- [Dataset extract]
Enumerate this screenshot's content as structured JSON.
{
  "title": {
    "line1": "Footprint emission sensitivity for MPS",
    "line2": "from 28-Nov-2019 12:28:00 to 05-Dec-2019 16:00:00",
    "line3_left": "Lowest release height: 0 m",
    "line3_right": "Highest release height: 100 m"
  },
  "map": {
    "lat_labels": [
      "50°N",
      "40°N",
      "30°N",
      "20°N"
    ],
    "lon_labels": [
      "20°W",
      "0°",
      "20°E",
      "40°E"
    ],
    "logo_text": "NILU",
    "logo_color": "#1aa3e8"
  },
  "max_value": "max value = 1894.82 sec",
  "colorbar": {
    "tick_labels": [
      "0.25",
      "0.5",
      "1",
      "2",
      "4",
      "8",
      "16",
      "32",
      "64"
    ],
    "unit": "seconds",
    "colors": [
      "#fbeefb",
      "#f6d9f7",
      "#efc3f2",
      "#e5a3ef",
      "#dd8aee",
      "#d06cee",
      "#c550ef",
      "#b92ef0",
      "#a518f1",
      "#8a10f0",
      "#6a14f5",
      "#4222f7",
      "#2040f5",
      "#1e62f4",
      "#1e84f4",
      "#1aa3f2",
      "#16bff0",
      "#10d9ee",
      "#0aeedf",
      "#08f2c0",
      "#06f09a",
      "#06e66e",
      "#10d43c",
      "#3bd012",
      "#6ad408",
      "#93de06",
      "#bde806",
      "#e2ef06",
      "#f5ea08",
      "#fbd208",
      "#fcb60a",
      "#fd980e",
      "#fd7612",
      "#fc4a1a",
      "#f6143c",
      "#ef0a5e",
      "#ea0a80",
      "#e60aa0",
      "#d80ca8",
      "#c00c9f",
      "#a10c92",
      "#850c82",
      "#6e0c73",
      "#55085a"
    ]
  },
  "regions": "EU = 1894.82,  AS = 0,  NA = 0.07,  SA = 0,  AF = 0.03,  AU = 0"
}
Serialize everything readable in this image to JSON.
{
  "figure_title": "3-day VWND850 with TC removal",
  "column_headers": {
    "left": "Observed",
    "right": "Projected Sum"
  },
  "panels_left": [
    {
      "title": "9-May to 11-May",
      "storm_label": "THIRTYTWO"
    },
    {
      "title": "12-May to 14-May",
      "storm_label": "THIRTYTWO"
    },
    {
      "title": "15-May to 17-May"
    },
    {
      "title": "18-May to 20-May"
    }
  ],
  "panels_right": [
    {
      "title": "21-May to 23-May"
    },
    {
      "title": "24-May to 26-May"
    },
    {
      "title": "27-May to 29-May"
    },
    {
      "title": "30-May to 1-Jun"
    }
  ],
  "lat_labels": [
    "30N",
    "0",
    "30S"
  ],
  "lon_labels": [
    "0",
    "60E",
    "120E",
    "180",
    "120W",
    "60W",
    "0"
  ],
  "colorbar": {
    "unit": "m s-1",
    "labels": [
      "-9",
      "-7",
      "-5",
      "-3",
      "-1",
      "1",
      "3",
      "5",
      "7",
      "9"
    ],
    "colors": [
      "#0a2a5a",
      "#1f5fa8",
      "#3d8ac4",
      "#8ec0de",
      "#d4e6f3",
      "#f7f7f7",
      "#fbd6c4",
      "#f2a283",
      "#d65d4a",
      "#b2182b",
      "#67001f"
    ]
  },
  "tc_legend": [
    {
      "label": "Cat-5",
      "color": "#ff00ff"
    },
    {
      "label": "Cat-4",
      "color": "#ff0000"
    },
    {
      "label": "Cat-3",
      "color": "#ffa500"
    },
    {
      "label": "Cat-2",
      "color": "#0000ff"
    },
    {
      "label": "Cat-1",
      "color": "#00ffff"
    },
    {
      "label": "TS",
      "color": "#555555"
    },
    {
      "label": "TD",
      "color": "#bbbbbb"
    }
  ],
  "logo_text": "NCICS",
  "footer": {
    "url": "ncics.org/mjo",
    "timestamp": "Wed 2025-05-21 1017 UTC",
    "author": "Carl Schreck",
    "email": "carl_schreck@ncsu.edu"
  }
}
* * *
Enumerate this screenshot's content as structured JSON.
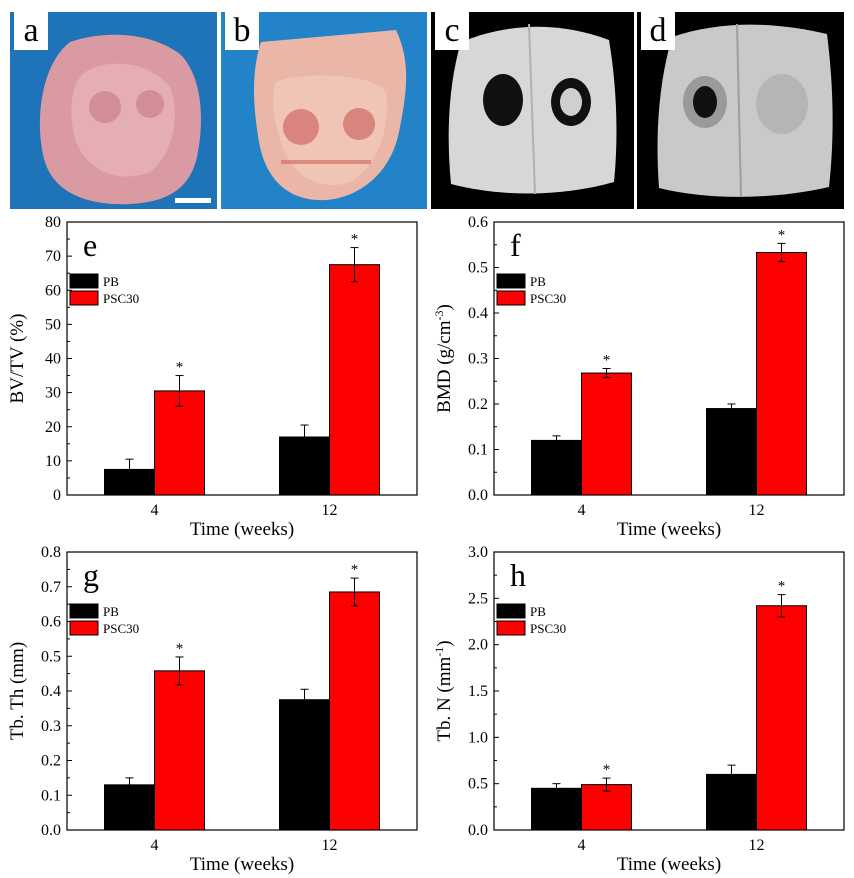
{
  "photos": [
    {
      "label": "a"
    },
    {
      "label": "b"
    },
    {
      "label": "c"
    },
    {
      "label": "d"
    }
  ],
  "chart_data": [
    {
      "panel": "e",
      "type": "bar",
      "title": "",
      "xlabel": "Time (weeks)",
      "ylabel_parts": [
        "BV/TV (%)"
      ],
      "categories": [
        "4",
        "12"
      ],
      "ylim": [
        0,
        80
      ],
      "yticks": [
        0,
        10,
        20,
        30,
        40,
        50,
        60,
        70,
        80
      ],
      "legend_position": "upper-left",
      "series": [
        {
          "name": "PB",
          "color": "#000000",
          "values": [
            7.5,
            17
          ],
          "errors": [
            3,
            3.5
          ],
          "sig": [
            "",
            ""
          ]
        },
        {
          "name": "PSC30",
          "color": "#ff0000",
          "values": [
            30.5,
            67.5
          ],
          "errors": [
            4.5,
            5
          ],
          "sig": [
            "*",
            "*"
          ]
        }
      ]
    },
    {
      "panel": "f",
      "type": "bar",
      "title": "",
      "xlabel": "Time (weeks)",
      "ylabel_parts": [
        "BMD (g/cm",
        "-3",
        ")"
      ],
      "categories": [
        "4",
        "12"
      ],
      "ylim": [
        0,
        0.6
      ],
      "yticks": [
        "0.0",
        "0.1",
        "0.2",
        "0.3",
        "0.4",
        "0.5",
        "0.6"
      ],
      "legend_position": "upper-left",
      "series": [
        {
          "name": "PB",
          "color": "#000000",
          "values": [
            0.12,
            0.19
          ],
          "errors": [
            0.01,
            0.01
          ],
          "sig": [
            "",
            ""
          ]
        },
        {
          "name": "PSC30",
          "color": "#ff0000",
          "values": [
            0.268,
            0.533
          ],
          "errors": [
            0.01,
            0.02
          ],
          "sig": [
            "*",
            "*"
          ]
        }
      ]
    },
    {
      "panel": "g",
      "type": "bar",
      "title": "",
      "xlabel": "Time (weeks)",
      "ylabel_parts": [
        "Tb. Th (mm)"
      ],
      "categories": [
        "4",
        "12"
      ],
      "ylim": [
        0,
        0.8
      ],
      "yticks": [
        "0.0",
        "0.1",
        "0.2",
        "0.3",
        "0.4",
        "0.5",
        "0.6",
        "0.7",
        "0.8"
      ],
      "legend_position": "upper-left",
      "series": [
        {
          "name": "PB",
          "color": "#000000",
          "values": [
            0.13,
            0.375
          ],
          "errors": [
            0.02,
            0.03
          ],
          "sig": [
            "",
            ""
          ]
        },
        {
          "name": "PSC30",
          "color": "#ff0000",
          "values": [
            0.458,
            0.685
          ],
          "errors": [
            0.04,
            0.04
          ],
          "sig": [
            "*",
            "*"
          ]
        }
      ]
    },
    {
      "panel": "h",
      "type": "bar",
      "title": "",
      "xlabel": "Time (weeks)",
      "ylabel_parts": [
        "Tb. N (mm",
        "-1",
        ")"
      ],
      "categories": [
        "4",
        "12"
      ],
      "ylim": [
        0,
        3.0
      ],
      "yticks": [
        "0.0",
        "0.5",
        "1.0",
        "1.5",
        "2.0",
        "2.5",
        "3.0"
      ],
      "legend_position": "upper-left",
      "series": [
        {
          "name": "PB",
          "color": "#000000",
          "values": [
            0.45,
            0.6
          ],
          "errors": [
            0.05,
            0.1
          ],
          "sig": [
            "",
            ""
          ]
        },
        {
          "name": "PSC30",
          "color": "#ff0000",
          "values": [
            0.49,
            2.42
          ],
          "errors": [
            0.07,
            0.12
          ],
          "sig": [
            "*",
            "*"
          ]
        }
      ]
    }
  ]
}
==
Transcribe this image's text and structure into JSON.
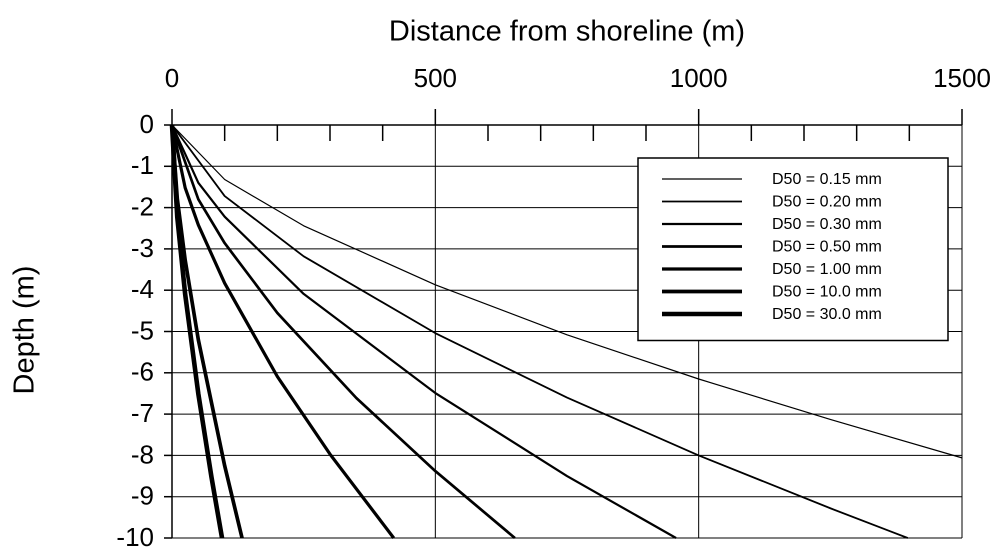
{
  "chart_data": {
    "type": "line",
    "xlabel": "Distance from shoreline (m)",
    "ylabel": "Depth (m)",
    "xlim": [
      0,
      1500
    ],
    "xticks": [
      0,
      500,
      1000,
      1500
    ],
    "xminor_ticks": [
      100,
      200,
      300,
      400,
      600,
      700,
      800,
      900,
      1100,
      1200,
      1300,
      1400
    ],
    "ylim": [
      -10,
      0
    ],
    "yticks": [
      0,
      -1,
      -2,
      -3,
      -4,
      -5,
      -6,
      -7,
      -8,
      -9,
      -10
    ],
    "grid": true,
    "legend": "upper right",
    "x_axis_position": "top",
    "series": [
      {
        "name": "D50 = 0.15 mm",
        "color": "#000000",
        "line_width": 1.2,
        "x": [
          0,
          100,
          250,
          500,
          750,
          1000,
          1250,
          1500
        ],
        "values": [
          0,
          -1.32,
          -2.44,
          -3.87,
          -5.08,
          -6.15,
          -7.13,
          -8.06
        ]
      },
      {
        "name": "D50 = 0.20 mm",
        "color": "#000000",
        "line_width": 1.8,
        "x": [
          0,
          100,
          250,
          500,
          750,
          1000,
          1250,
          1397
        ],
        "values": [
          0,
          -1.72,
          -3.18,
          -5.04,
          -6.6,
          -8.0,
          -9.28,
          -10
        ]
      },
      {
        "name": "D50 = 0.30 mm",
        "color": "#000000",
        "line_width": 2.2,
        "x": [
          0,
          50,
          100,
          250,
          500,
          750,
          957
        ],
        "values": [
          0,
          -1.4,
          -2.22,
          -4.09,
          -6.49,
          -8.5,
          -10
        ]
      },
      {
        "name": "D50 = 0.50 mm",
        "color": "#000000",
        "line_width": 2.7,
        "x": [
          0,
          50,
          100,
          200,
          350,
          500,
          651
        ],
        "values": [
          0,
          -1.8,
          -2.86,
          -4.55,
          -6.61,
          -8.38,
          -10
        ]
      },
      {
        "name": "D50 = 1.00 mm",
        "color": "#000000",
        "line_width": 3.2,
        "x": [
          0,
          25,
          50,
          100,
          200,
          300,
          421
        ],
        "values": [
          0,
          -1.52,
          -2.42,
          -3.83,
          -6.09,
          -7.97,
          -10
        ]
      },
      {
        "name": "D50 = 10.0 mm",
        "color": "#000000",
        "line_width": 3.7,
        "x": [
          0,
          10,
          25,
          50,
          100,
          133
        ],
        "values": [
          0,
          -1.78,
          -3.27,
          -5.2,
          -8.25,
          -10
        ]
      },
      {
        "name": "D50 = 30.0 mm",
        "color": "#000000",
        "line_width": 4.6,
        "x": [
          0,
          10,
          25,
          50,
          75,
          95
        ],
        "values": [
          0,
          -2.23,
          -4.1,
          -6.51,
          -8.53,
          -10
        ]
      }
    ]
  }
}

- [Task description]
Where a line above contains the word "height", copy that line.

- [Solution]
    "line3_left": "Lowest release height: 0 m",
    "line3_right": "Highest release height: 100 m"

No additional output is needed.